═════ PAGE EXTRACT ═════

After watching the recent 3Blue1Brown video on convolutions I realized that there is a surprising lack of articles on convolutions as they apply to probability. If you search online for "convolution" you will discover about a billion posts on "convolutional neural networks", which is a bit unfortunate since CNNs don't technically use convolutions (they use correlations, though there's a reasonable argument it doesn't matter) and convolution plays a very important and practical role in probability. Not to mention that viewing convolution from the perspective of probability might be one of the easiest ways of understanding it!

So in this post we're going to take a look at how to use convolutions, how to compute them and how they are defined mathematically... and we'll also throw in a bit of mad-science!

A bit too much data science ultimately leads to other career options.

Callout: Before even beginning with the rest of this post I need to give special mention to Steven W. Smith's absolutely phenomenal Guide to Digital Signal Processing. This is the book that really made convolutions click for me and was a huge inspiration in writing this post. As an homage I have tried to make all my charts in a similar style to the ones he uses in his book. Now let's continue!

At a high level, in probability, a convolution is the way to determine the distribution of the sum of two random variables. That is, we can see it as a way of combine two probability distributions to create a third distribution, in much the same way we might use multiplication to combine two integers to make a third. This is very useful because, in all but a few special cases, the distribution of the sum of two random variables is not the same as the distribution that each of individual random variable.

Summing random variables

A notable and fortunate exception regarding summing two random variables is the case of normally distributed random variables. For example suppose we have these two random variables that are normally distributed:

$$X \sim \mathcal{N}(\mu_x, \sigma_x)$$

$$Y \sim \mathcal{N}(\mu_y, \sigma_y)$$

That is we have two random values sampled from two different normal distributions. It's easy to imagine a scenario when we want to know what the distribution the sum of these might be:

$$Z = X + Y$$

$$Z \sim ?$$

It turns out that there is a very pleasant analytic solution to this:

$$Z \sim \mathcal{N}(\mu_x + \mu_y, \sqrt{\sigma_x^2 + \sigma_y^2})$$

If you aren't familiar with this wonderful fact then this post has already been worth your time, as this is a very useful tool to have for many probability problems.

Notes on convolution notation.

The trouble is that not all real world probability distributions are well defined and most well defined probability distributions don't have this pleasant property. Convolutions are important because they allow us to define this operation (at least mathematically) on any probability distribution. Convolutions are particularly useful when we want to solve this problem for arbitrary discrete distributions.

We're going to adopt some notation that we'll be using throughout the post. We'll consider our two probability distributions $f$ and $g$, each will take argument $t$ representing the value we want to know the probability of. Much of the work of convolutions comes out of the world of signal processing so $t$ typically means "time", but we'll think of it more as an index.

Because we're going to make heavy use of discrete convolutions in the post we'll alternate between using $f(t)$ when we want to think of our distribution of a function and $f[t]$ when we want to think of it as an array. In either case this will mean "the probability of $t$".

═════ DATA EXTRACT ═════

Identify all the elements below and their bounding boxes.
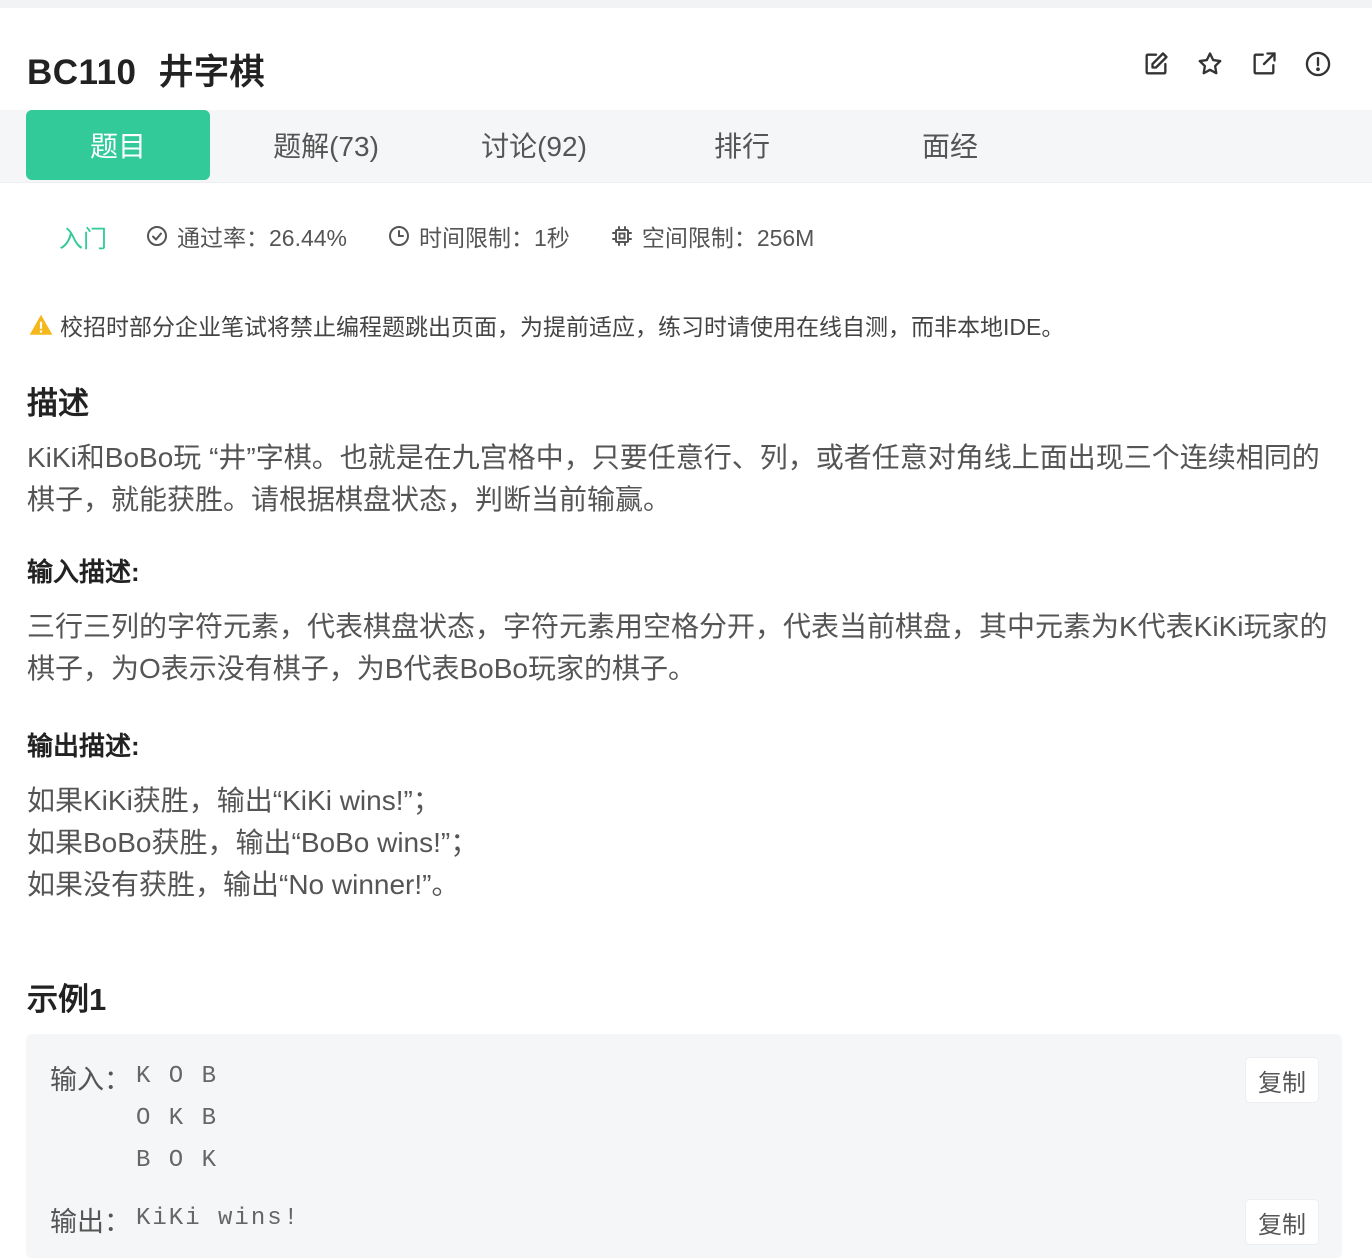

═════

Can you continue the post on convolutions in probability, starting right after its last sentence?

The symbol used for convolutions is $\ast$ and we typically denote the convolution of two functions as:

$$f\ast g = h$$

We'll stick to denoting the result of our convolution with $h$. And since the result of the convolution is itself another probability distribution we can pass $t$ into the result of convolution as well:

$$(f \ast g)(t)$$

With this we can make a generalized version of our sum of normal random variables we performed before:

$$X \sim f$$

$$P(X = t) = f(t)$$

$$Y \sim g$$

$$P(Y = t) = g(t)$$

$$Z = X + Y$$

$$Z \sim f \ast g$$

$$h = (f \ast g)$$

$$P(Z = t) = h(t) = (f \ast g)(t)$$

This latter notation will work to describe the result of any probability distribution, not just normals. Now computing those results is another issue. Let's start with our horrific example!

Building a Crab-Human Monster!

In the post we're going to explore the very common problem of constructing a horrific monstrosity which is the fusion of a crab and a human wielding a chainsaw.

If you've ever done much mad science you'll know that a major problem is selectively determining the best crab and best chainsaw wielding human to use as candidates. After all some crabs are just tasty snacks and some men wielding chainsaws are just lumber jacks... that would yield a lumber snack! Hardly the monster you're hoping for.

The common way to solve this is to have tournaments where crabs fight crabs and humans fight humans. This yields the strongest, toughest and meanest of each species as inputs into our final creation.

Crab fights (and chainsaw fights) typically end up in the loss of limbs.

This leads to another big problem: missing limbs. The only downside of our tournaments is that fights between crabs and fights between chainsaw wielding dudes tend to leave the winner shy a few limbs. This is important because the total limbs of the final monster equal the combined limbs of the crab and human.

For the record: humans have up to 4 limbs and crabs have up to 10.

Now it would be awesome to have a 14 armed chainsaw crabman, but we'll settle for just 4, heck 3 works so long as it can chase and chainsaw! What we want to do is take the distribution of human limbs after the fight, the distribution of crab limbs after their fight and use convolution to determine the distribution of monster limbs!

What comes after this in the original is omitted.